— START OF EXERCISE INPUT —

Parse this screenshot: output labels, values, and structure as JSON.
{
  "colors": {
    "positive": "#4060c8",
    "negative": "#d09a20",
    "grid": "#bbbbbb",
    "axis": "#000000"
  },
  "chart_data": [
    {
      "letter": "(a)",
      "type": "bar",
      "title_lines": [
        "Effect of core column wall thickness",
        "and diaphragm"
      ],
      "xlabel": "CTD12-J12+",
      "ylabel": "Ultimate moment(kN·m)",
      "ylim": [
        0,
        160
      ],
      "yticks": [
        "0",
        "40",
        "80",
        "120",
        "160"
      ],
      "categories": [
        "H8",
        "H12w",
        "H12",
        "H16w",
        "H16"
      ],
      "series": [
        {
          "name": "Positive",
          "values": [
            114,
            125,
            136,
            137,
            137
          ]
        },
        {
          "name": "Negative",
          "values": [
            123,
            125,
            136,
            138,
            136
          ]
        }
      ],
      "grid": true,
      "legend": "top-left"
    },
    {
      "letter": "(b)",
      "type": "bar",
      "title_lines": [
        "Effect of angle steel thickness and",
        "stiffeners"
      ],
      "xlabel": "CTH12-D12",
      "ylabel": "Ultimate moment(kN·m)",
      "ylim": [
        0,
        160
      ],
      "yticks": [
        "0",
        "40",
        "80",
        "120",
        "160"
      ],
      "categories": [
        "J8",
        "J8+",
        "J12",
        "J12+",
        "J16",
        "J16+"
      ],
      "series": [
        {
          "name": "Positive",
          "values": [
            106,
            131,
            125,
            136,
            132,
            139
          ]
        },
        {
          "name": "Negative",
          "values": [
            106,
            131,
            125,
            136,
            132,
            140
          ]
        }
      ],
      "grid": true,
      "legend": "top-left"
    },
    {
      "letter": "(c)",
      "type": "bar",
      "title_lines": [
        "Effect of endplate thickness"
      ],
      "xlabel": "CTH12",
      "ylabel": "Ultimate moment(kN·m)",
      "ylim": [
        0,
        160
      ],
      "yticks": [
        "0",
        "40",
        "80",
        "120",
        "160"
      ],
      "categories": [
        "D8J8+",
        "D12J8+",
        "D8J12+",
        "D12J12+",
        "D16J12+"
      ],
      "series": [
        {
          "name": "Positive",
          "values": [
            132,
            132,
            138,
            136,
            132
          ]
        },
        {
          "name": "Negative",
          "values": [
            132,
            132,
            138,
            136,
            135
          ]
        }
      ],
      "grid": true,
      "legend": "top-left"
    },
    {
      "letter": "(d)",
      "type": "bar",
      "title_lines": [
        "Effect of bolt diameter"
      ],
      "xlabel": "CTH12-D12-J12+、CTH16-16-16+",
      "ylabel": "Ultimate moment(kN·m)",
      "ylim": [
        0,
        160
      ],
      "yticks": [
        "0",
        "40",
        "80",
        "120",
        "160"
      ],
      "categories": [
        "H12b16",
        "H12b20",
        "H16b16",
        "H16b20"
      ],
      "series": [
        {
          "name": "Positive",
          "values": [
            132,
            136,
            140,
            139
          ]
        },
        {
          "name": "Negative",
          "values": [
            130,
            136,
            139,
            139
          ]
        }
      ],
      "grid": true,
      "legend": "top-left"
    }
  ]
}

— END OF EXERCISE INPUT —

BRIEF
Show every line where the string "xlabel" appears.

COMPLETE ANSWER
      "xlabel": "CTD12-J12+",
      "xlabel": "CTH12-D12",
      "xlabel": "CTH12",
      "xlabel": "CTH12-D12-J12+、CTH16-16-16+",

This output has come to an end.